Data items
-- Start --

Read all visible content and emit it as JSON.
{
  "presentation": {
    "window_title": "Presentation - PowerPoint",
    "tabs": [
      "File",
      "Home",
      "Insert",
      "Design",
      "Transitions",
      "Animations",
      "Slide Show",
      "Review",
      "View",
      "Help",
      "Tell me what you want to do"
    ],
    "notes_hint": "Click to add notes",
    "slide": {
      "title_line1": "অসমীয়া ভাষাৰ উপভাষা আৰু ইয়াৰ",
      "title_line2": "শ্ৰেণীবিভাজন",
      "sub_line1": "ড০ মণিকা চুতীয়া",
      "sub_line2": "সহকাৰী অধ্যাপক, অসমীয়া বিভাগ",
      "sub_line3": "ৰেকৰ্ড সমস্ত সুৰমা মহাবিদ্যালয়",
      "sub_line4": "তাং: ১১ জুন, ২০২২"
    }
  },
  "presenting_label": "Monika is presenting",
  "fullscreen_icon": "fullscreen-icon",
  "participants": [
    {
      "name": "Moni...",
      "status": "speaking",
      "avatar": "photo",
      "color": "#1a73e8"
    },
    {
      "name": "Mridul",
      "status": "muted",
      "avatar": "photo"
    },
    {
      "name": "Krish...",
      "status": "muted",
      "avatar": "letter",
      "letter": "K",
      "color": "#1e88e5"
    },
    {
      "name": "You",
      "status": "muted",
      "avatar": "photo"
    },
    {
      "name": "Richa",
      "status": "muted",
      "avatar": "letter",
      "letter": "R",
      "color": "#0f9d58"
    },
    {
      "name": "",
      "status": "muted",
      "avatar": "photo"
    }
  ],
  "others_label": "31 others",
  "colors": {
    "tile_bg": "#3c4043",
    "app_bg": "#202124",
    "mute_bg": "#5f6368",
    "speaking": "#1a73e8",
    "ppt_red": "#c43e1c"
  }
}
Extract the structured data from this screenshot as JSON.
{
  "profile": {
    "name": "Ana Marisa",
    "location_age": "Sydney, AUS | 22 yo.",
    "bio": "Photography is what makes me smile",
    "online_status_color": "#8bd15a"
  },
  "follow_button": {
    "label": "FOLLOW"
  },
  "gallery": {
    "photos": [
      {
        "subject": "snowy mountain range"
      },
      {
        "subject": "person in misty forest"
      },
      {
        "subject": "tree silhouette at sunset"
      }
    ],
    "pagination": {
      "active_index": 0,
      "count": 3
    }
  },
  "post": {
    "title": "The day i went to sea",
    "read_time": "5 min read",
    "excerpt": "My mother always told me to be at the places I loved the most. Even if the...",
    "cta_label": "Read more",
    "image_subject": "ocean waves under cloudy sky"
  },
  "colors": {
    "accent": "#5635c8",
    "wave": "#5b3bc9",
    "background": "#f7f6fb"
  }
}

-- End --

| Directive |
Each record above should be repeated exactly as it appears.

| Completed task |
Read all visible content and emit it as JSON.
{
  "presentation": {
    "window_title": "Presentation - PowerPoint",
    "tabs": [
      "File",
      "Home",
      "Insert",
      "Design",
      "Transitions",
      "Animations",
      "Slide Show",
      "Review",
      "View",
      "Help",
      "Tell me what you want to do"
    ],
    "notes_hint": "Click to add notes",
    "slide": {
      "title_line1": "অসমীয়া ভাষাৰ উপভাষা আৰু ইয়াৰ",
      "title_line2": "শ্ৰেণীবিভাজন",
      "sub_line1": "ড০ মণিকা চুতীয়া",
      "sub_line2": "সহকাৰী অধ্যাপক, অসমীয়া বিভাগ",
      "sub_line3": "ৰেকৰ্ড সমস্ত সুৰমা মহাবিদ্যালয়",
      "sub_line4": "তাং: ১১ জুন, ২০২২"
    }
  },
  "presenting_label": "Monika is presenting",
  "fullscreen_icon": "fullscreen-icon",
  "participants": [
    {
      "name": "Moni...",
      "status": "speaking",
      "avatar": "photo",
      "color": "#1a73e8"
    },
    {
      "name": "Mridul",
      "status": "muted",
      "avatar": "photo"
    },
    {
      "name": "Krish...",
      "status": "muted",
      "avatar": "letter",
      "letter": "K",
      "color": "#1e88e5"
    },
    {
      "name": "You",
      "status": "muted",
      "avatar": "photo"
    },
    {
      "name": "Richa",
      "status": "muted",
      "avatar": "letter",
      "letter": "R",
      "color": "#0f9d58"
    },
    {
      "name": "",
      "status": "muted",
      "avatar": "photo"
    }
  ],
  "others_label": "31 others",
  "colors": {
    "tile_bg": "#3c4043",
    "app_bg": "#202124",
    "mute_bg": "#5f6368",
    "speaking": "#1a73e8",
    "ppt_red": "#c43e1c"
  }
}
Extract the structured data from this screenshot as JSON.
{
  "profile": {
    "name": "Ana Marisa",
    "location_age": "Sydney, AUS | 22 yo.",
    "bio": "Photography is what makes me smile",
    "online_status_color": "#8bd15a"
  },
  "follow_button": {
    "label": "FOLLOW"
  },
  "gallery": {
    "photos": [
      {
        "subject": "snowy mountain range"
      },
      {
        "subject": "person in misty forest"
      },
      {
        "subject": "tree silhouette at sunset"
      }
    ],
    "pagination": {
      "active_index": 0,
      "count": 3
    }
  },
  "post": {
    "title": "The day i went to sea",
    "read_time": "5 min read",
    "excerpt": "My mother always told me to be at the places I loved the most. Even if the...",
    "cta_label": "Read more",
    "image_subject": "ocean waves under cloudy sky"
  },
  "colors": {
    "accent": "#5635c8",
    "wave": "#5b3bc9",
    "background": "#f7f6fb"
  }
}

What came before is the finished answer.